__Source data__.
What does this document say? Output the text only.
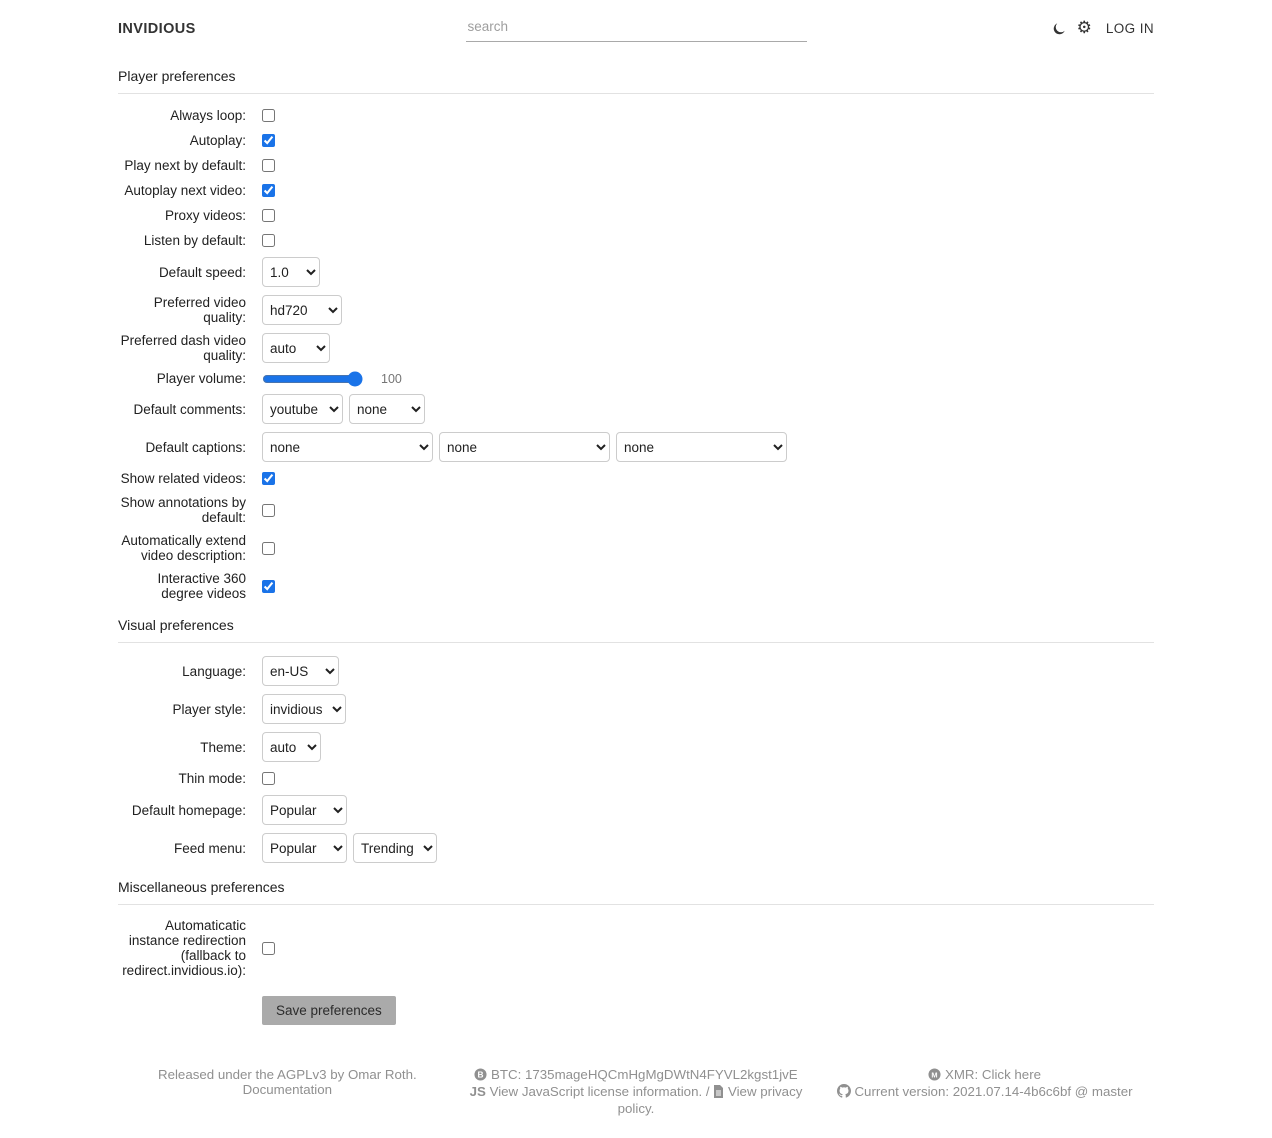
INVIDIOUS
search	⚙ LOG IN
Player preferences
Always loop:
Autoplay:
Play next by default:
Autoplay next video:
Proxy videos:
Listen by default:
Default speed:
1.0
Preferred video quality:
hd720
Preferred dash video quality:
auto
Player volume:	100
Default comments:
youtube
none
Default captions:
none
none
none
Show related videos:
Show annotations by default:
Automatically extend video description:
Interactive 360 degree videos
Visual preferences
Language:
en-US
Player style:
invidious
Theme:
auto
Thin mode:
Default homepage:
Popular
Feed menu:
Popular
Trending
Miscellaneous preferences
Automaticatic instance redirection (fallback to redirect.invidious.io):
Save preferences
Released under the AGPLv3 by Omar Roth.
Documentation
B BTC: 1735mageHQCmHgMgDWtN4FYVL2kgst1jvE
JS View JavaScript license information. /  View privacy policy.
M XMR: Click here
Current version: 2021.07.14-4b6c6bf @ master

__Request__. List the lines of the records where "preferences" occurs.

__Exercise output__.
Player preferences
Visual preferences
Miscellaneous preferences
Save preferences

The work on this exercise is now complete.